Document section:
- - - - -

The amazing thing is [THC and CBD] come from exactly the same plant. So, when you talk about the cannabis plant, you are talking about CBD, which has no mood-elevating experience with it, and THC, which does. So, you might ask, how is that possible? And what I'm told is the plants have vastly different sub-species characteristics. We're probably into more biology than I can go into, but that's where the real difference is. Now, they both can be smoked. They both can be distilled into oil tinctures. They both can be used as balms. They both can be made into edibles, like gummies or little pieces of chocolate. So, what I'm told in the cannabis industry is that CBD plants — and those are the ones with virtually no THC — are often referred to as hemp, and the higher-THC plants are often referred to as cannabis.
Lauren Andrews, Capital Cannabis Co.
Bob: A really important part of this whole retail marketplace is where the cannabis is going to be sold. And by “cannabis” I’m talking about THC now ... There are probably going to be 50 or 60 stores around the state of Vermont that will be selling cannabis products starting on October 1, and one of them is going to be in Montpelier. I had a chance to go down there and meet with the owner of the store, Lauren Andrews, who currently runs a business called AroMed. She sells CBD from a lot of producers in Vermont [and] other sorts of natural health remedies. And she has applied for a license and just got her lease signed. So I visited her at her empty storefront.
Lauren Andrews: Oh, yeah, it's all decorated. I've got the color scheme, I've picked out the light fixtures. What I like about this space is that it is going to be extremely easy to secure, which is one of the top priorities.
Bob: She formerly was a psychiatric nurse. And she found that some natural remedies actually worked better for patients than heavy-duty pharmaceuticals. And so that led her on a path of, “I gotta learn more about this.”
Lauren: And once I started going down that path, it was really clear that that's where I was meant to be. That's where I was meant to serve.
Bob: And she talks about some of the difficulties of trying to start a business where you have a federal prohibition: Banking is a huge problem. You can't do banking with an established bank that has a federal charter. Well, that's just about everybody. The only people it doesn't really include are the state credit unions who are chartered through the state of Vermont. To get insurance to cover the store, it's a skyrocketing rate if you can even get it. And on top of that, Montpelier has a number of empty storefronts, but you have landlords who have mortgages on those buildings with a federally-chartered bank and they’re very reluctant to lease to a cannabis retail operation that's in violation of federal law. So, it gets complicated.
Lauren: And it's been 10 months of a very arduous search to find the right place and a landlord who'd be willing to work with me and, and I found that here. And I'm just so happy to be in downtown Montpelier. It'll just be another feather in Montpelier’s cap.

- - - - -

Information provided:
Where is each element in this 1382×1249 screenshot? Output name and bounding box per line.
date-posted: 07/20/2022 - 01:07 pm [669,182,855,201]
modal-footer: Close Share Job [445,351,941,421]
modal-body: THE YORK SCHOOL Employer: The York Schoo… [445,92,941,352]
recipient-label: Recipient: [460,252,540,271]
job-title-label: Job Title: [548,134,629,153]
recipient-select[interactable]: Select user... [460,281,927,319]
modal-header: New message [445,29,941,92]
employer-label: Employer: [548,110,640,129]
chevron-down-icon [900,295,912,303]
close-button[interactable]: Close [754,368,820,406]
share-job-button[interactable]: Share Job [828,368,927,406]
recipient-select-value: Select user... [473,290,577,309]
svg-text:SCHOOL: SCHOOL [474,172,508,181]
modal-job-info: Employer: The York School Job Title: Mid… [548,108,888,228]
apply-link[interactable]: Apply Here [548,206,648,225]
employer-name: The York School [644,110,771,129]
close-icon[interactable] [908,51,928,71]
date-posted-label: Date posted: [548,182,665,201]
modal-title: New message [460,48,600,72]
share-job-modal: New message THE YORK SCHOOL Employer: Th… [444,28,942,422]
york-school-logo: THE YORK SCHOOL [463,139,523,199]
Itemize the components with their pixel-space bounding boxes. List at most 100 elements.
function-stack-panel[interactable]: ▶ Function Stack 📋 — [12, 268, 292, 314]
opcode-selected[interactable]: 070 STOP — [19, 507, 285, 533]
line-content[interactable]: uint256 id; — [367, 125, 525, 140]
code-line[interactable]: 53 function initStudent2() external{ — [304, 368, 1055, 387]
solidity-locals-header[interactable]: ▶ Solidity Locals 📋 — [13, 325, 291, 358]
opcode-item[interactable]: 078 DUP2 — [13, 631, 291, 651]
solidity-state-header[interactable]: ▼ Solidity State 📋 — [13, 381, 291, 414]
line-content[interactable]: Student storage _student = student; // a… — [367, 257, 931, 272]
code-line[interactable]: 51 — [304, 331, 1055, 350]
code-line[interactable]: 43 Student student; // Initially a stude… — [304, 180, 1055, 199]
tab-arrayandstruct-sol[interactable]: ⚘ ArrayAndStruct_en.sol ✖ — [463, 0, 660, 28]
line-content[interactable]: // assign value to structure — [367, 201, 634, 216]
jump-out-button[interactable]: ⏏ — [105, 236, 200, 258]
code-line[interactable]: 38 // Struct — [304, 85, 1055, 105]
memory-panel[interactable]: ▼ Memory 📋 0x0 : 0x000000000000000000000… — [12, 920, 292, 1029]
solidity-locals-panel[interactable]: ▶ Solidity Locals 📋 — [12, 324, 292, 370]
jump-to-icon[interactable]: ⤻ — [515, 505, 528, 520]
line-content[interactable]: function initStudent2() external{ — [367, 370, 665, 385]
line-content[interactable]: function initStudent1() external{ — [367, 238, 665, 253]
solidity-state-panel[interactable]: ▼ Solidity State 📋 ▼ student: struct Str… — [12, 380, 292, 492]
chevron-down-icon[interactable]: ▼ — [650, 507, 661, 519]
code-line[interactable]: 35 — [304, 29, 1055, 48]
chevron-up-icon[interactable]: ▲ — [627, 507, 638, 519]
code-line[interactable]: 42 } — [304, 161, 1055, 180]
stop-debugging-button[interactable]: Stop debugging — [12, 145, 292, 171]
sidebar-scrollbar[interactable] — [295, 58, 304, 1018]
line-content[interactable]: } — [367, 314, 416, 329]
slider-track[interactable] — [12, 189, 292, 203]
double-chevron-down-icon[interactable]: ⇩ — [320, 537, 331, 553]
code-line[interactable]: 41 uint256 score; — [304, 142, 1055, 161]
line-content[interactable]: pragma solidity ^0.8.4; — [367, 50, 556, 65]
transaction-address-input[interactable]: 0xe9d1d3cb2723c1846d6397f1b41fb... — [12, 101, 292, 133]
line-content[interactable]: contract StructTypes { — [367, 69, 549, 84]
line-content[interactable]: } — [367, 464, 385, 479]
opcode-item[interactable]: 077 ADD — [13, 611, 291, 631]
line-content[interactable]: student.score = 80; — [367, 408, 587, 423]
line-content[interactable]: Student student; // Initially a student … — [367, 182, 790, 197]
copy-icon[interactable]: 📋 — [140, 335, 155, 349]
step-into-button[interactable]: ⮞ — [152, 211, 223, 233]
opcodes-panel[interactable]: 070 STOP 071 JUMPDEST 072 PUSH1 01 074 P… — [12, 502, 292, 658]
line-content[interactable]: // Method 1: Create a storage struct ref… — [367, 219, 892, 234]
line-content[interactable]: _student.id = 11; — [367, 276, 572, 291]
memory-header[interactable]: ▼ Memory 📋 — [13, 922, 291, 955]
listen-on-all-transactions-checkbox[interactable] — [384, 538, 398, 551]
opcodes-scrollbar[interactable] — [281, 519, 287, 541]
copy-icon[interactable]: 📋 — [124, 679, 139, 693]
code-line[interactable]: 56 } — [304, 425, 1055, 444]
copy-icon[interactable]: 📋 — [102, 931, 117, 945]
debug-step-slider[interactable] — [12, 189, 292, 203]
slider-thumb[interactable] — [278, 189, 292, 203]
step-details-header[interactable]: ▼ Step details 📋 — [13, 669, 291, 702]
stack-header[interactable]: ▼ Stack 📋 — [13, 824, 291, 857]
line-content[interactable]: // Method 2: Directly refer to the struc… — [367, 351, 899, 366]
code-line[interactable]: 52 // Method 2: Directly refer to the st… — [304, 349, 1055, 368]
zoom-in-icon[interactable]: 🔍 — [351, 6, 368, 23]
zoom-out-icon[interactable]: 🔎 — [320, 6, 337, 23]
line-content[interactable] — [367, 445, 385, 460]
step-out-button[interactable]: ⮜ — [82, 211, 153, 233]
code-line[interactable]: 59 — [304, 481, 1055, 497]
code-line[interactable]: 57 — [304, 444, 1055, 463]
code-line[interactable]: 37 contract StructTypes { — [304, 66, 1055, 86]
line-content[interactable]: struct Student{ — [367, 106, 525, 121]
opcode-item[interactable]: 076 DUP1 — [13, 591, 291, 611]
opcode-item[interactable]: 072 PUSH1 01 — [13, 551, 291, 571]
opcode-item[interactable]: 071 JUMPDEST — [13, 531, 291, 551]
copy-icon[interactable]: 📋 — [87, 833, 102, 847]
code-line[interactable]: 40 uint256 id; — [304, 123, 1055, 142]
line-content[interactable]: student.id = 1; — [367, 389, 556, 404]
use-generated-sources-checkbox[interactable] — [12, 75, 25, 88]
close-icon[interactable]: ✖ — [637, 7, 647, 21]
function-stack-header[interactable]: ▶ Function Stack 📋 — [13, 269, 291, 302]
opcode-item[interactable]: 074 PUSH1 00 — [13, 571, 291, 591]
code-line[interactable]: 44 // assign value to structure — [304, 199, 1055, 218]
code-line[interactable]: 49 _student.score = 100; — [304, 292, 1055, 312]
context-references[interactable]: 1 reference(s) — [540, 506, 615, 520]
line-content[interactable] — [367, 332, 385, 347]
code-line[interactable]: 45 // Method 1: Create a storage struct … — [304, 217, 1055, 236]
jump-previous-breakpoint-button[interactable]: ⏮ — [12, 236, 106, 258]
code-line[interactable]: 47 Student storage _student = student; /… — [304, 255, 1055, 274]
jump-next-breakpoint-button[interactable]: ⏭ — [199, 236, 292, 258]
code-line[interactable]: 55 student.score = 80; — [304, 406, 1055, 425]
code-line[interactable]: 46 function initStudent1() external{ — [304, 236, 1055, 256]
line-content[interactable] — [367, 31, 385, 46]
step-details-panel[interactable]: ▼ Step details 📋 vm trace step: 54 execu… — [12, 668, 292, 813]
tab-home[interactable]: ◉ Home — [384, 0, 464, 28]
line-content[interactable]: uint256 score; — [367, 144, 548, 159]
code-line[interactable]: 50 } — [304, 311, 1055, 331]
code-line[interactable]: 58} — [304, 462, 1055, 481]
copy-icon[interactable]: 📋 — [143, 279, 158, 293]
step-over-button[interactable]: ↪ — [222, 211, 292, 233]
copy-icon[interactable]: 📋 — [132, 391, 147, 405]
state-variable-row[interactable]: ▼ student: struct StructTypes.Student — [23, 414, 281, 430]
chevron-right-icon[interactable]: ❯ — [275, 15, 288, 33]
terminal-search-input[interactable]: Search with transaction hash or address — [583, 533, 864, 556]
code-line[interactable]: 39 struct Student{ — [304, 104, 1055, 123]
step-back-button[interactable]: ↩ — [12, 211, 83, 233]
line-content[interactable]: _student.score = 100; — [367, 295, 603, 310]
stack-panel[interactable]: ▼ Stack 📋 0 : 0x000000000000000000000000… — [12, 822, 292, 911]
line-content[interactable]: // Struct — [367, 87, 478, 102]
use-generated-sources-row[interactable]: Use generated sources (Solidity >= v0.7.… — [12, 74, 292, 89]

- - - - -

Activity 1: In what ways does the interview about cannabis in Vermont say both THC and CBD can be used or prepared?
Activity 2: Write the next part of the interview about cannabis in Vermont, picking up after its final line.

Answer section 1:
- Smoked
- Distilled into oil tinctures
- Used as balms
- Made into edibles, like gummies or little pieces of chocolate

Answer section 2:
Bob: And we're talking about her store opening October 1, which is a very ambitious goal. That's the first day that any store can legally open in the state of Vermont. And, I should just add to that, that James Pepper at the Cannabis Control Board, he describes it as, there are going to be some supply chain issues, there are going to be huge lines outside the stores. So there's going to be huge demand in the very beginning of October, and maybe not a lot of product. Now, one way around this is, in the law that was debated by the Legislature this past session, is a provision where a consumer can actually order their product online.
Pepper: Online ordering for in-store pickup. So, you can, just like through a lot of grocery stores or a lot of restaurants, go online, see what's on the menu today, see what's being packaged and cultivated.
Bob: So you could go online to Capitol Cannabis Company and say I'd like to get that bag of brownies.
Myra: Bob, I just wanna note that I think I’ve heard you talk about gummy bears, brownies, chocolates. I mean, is this a tell? Do you just have a really bad sweet tooth?
Bob: I have a passion for brownies and chocolate, especially chocolate cookies. Chocolate oatmeal cookies, chocolate walnut cookies. So, I’d say my real addiction here is chocolate cookies of any kind.
Josh: I mean, “Bob’s Brownies” does have a nice ring to it.
Bob: It does! Maybe I have a future career.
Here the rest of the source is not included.